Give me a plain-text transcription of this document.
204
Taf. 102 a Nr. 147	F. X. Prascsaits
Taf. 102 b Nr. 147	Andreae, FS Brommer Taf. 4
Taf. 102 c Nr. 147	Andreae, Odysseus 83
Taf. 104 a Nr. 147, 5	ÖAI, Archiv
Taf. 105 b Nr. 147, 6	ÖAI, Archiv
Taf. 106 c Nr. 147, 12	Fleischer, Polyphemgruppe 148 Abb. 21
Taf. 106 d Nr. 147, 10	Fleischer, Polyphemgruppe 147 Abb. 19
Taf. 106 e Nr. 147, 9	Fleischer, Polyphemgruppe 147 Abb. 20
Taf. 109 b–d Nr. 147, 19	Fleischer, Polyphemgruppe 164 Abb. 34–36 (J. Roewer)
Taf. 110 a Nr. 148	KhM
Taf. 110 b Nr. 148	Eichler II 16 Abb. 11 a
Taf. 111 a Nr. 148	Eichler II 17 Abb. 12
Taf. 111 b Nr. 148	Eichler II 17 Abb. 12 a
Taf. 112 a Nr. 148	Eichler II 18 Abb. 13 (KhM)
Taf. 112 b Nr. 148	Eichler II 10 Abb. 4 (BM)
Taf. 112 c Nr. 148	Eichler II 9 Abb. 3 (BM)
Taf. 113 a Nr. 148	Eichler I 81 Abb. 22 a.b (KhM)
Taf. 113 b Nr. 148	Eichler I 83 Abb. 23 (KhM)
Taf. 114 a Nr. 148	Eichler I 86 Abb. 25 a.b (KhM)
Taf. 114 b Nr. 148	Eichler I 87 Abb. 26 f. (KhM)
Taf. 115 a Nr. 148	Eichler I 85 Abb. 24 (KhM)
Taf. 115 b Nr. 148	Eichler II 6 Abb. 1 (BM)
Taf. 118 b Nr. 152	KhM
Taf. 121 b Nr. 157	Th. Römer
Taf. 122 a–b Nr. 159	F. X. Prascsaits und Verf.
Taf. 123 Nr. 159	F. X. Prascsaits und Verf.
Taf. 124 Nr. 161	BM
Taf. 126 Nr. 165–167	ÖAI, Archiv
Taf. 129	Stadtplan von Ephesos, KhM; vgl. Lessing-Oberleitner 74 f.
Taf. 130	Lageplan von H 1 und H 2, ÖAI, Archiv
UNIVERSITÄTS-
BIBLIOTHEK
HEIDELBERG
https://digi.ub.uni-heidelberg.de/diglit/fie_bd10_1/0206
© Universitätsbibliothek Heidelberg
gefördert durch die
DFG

__REQUIREMENT__. Copy in full each line that holds the word "Archiv".

__TASK ANSWER__.
Taf. 104 a Nr. 147, 5	ÖAI, Archiv
Taf. 105 b Nr. 147, 6	ÖAI, Archiv
Taf. 126 Nr. 165–167	ÖAI, Archiv
Taf. 130	Lageplan von H 1 und H 2, ÖAI, Archiv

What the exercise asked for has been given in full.